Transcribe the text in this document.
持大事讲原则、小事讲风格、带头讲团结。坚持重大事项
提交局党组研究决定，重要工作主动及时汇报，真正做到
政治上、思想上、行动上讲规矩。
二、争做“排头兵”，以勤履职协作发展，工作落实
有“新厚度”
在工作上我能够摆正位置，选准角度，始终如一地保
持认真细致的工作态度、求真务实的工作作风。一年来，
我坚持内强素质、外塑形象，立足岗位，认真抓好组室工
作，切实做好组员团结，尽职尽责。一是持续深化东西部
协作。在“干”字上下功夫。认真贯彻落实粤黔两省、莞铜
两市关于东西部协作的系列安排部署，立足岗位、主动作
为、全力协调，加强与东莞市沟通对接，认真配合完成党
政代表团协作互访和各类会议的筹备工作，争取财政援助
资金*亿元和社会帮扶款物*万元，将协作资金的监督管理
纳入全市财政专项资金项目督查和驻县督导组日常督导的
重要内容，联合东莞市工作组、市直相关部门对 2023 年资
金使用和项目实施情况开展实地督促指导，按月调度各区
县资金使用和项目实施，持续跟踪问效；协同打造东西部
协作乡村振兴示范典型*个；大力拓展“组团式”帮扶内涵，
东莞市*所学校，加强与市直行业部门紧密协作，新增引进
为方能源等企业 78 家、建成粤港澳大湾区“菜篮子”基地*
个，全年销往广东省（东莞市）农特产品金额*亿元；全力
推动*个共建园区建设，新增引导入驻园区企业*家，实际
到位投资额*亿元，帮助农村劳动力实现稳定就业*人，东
▬▬▬▬▬▬
• EXERCISE DIRECTIONS: Return every line of the preceding records in which the word "立足岗位" appears.

• SOLUTION FOR THIS TASK:
我坚持内强素质、外塑形象，立足岗位，认真抓好组室工
两市关于东西部协作的系列安排部署，立足岗位、主动作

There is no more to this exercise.